Given information:
════
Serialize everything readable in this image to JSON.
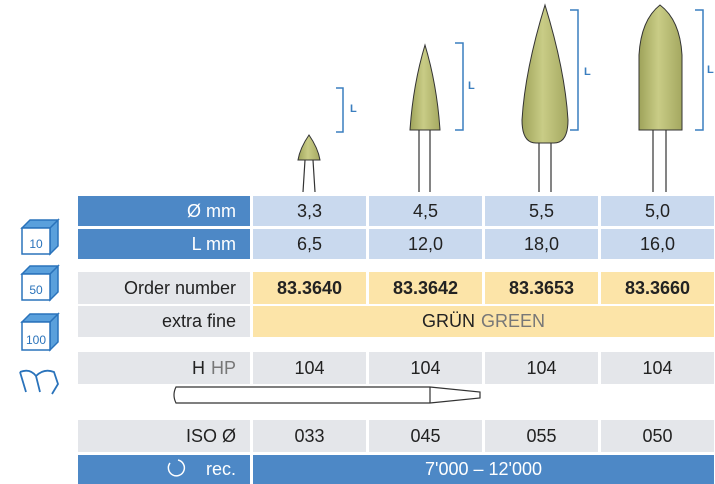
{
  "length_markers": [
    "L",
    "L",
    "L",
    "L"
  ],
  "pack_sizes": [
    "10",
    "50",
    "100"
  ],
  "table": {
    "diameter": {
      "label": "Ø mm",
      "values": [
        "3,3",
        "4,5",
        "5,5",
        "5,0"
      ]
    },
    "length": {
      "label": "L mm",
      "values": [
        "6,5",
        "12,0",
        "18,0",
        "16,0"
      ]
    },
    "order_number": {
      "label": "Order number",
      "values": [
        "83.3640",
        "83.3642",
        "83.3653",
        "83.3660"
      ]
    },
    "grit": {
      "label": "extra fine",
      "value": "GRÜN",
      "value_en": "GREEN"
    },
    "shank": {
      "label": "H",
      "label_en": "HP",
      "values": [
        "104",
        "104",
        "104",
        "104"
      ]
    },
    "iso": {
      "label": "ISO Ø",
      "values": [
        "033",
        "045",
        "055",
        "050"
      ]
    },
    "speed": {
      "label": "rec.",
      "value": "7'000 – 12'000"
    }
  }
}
════
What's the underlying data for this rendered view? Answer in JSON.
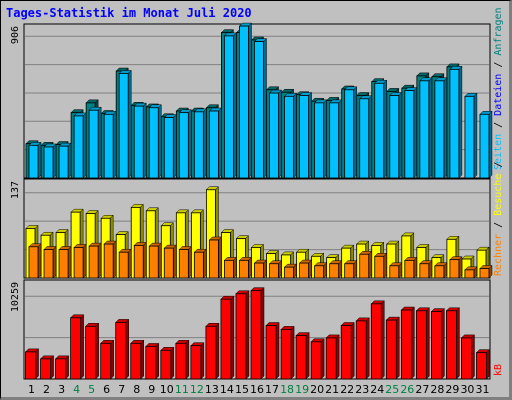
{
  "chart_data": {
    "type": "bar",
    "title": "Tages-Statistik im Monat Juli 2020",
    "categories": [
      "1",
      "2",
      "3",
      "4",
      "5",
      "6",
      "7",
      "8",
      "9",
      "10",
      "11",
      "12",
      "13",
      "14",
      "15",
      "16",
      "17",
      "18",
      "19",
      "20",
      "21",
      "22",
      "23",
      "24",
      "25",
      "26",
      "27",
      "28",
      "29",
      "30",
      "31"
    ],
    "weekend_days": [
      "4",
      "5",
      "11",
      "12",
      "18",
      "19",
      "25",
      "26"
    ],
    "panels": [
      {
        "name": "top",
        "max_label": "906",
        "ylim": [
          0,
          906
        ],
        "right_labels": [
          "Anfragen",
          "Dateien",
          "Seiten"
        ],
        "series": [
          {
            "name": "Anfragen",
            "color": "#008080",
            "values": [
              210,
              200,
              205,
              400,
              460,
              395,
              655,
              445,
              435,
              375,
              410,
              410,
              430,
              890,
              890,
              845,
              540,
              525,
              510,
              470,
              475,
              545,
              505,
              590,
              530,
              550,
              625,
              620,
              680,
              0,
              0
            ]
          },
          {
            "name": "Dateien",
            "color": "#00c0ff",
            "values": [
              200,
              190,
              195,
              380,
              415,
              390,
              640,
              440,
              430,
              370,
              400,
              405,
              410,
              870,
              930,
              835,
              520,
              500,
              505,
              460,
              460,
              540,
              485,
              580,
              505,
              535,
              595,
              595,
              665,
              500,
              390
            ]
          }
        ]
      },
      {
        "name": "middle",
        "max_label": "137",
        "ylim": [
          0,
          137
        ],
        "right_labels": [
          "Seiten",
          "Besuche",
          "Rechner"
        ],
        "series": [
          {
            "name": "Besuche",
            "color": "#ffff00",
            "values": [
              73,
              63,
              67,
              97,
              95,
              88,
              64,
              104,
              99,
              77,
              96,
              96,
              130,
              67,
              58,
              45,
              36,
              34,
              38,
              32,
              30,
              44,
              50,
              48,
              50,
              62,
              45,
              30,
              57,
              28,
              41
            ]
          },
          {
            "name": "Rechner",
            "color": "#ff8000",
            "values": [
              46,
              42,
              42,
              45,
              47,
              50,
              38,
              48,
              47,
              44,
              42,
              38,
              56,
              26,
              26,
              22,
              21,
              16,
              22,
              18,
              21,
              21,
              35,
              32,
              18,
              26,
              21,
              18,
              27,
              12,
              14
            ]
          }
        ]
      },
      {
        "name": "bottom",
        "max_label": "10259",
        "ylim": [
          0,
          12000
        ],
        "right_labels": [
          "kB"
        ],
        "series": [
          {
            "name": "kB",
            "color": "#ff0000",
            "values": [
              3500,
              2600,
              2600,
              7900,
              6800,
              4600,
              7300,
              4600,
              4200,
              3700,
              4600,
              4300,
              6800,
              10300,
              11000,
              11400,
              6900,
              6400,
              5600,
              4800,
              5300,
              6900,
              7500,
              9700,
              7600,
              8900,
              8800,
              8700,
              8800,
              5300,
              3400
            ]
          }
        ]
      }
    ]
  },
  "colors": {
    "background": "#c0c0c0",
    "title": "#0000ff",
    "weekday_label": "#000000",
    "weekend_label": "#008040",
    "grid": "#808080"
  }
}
════
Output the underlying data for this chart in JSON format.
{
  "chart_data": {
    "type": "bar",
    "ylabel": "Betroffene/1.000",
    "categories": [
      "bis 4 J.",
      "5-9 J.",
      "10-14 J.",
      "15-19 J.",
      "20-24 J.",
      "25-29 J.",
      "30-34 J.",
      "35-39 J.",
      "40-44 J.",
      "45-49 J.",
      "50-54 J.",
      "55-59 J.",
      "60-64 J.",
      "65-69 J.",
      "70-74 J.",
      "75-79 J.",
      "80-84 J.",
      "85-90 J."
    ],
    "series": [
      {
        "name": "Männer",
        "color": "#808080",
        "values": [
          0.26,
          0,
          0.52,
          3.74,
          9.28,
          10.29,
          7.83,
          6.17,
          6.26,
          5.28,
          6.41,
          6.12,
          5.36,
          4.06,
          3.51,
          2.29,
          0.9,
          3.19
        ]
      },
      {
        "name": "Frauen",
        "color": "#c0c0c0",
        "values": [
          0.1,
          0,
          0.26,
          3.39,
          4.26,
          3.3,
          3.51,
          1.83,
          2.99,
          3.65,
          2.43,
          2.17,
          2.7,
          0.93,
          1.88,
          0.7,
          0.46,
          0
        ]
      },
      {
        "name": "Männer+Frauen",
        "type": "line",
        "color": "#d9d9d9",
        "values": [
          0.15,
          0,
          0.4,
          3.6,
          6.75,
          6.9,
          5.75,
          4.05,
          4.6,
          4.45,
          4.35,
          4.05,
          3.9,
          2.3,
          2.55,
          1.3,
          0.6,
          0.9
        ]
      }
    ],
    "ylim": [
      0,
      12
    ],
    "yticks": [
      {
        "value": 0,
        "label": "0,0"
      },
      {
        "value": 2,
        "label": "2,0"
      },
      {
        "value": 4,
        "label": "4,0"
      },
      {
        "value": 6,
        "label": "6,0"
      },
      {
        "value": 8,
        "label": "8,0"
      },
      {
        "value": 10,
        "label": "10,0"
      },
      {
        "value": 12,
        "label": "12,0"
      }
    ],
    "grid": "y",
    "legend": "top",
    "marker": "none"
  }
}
════
Prompt: Of all the lines in the listing above, how many include "name"? Write only the number.

Complete output: 11